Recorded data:
+===+

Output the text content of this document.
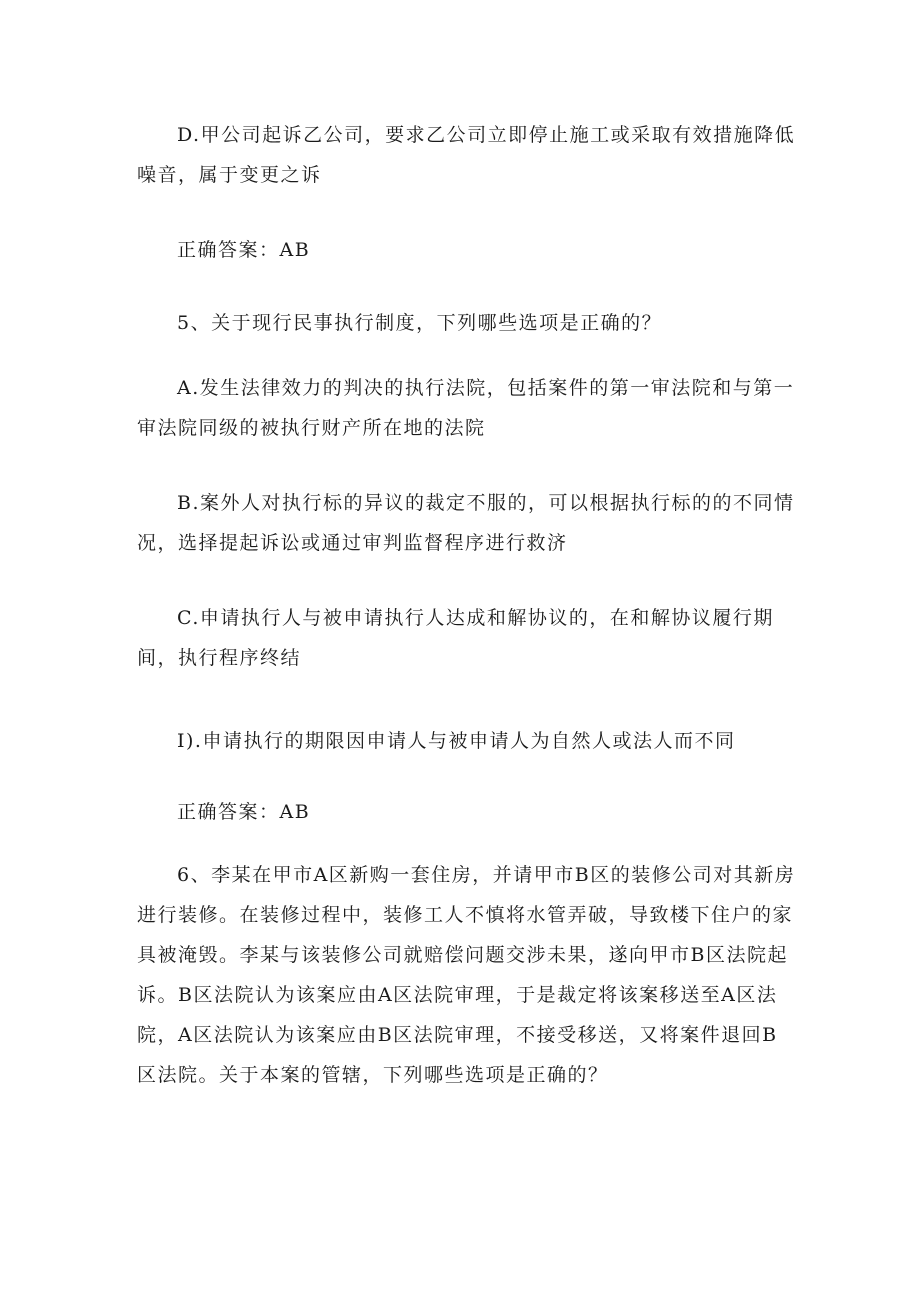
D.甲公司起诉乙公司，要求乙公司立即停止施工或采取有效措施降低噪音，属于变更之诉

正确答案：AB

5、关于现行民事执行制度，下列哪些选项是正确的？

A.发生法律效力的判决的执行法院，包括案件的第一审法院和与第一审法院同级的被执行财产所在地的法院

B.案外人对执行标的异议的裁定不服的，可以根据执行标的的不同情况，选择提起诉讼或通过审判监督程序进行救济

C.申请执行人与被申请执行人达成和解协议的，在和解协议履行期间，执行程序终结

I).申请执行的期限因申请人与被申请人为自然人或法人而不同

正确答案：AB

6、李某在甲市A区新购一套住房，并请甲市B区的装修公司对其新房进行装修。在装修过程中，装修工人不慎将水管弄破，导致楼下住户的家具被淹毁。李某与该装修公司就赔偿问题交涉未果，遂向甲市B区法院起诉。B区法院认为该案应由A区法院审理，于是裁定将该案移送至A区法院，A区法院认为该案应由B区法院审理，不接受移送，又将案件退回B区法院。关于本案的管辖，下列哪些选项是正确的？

+===+

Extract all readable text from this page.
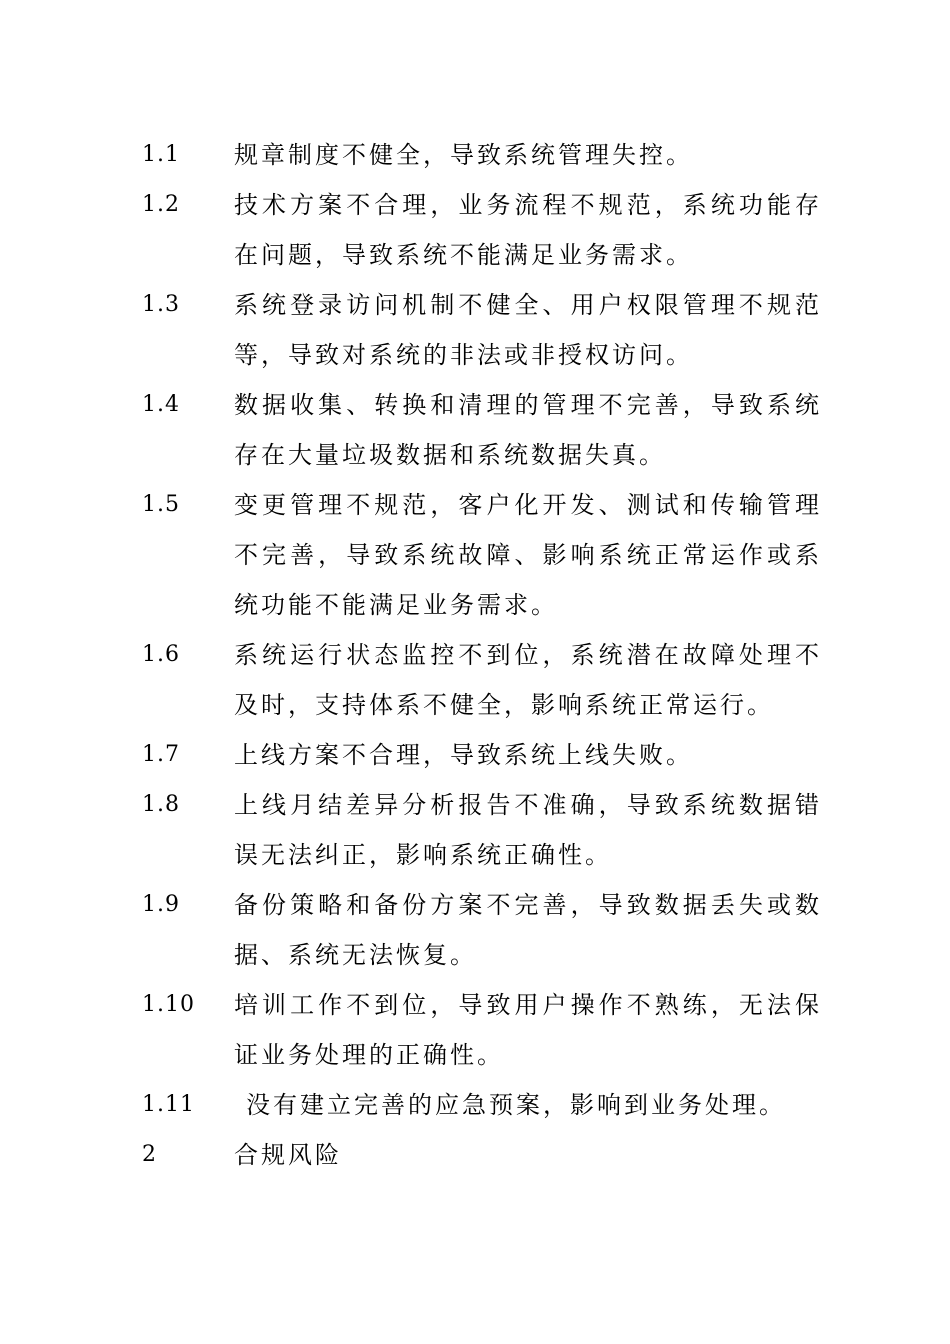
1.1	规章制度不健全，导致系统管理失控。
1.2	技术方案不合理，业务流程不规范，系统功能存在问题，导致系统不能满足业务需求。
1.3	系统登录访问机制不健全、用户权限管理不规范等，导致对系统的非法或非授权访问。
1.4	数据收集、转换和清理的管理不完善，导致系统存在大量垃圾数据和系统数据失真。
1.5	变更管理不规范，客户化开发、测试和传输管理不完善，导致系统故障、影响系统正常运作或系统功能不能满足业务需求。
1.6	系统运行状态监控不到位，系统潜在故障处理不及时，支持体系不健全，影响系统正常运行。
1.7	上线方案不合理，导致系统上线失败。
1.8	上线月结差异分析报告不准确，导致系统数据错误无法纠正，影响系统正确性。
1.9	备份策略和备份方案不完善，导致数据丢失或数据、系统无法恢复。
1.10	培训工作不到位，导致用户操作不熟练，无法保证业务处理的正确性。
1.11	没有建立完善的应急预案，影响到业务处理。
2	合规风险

+===+

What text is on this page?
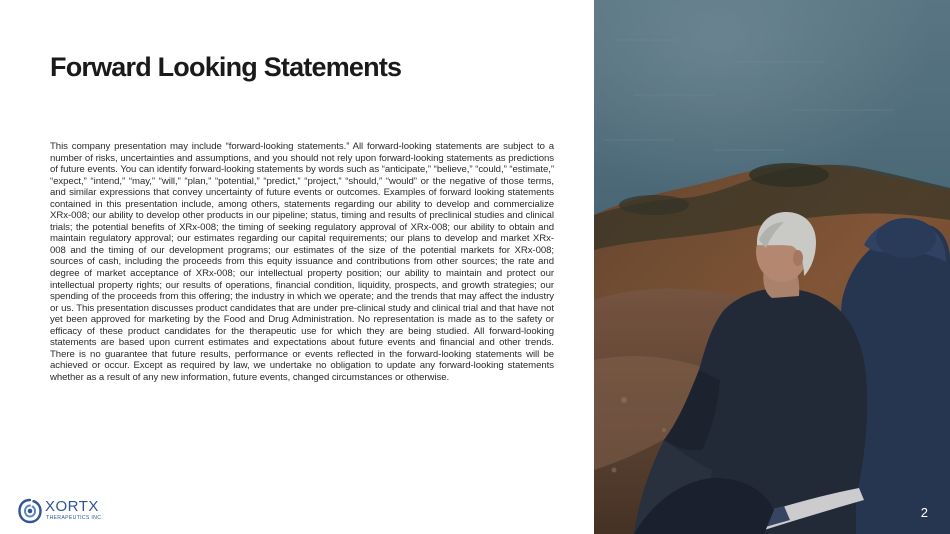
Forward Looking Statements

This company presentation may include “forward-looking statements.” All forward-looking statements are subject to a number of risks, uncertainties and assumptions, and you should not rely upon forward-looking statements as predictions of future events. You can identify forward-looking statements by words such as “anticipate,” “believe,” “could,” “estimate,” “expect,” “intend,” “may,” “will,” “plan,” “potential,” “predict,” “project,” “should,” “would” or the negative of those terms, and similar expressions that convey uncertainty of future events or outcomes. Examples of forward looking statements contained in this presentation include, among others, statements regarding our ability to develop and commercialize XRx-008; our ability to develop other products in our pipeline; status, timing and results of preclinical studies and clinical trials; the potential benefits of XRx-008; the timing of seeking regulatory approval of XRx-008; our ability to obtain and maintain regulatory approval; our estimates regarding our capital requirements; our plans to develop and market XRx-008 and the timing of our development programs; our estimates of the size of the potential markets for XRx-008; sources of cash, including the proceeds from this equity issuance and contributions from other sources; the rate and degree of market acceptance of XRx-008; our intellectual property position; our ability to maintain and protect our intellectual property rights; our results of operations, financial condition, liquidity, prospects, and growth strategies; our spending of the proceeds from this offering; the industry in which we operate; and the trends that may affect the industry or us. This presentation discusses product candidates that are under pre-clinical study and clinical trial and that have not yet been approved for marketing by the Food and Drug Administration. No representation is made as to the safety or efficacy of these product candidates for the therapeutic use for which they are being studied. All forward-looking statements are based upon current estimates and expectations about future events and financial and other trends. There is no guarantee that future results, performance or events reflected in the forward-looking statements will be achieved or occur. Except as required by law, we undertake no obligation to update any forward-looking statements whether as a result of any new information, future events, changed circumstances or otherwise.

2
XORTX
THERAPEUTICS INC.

+===+

Among the lines of the data, identify those with the word "page". Copy each of them.

Extract all readable text from this page.
What text is on this page?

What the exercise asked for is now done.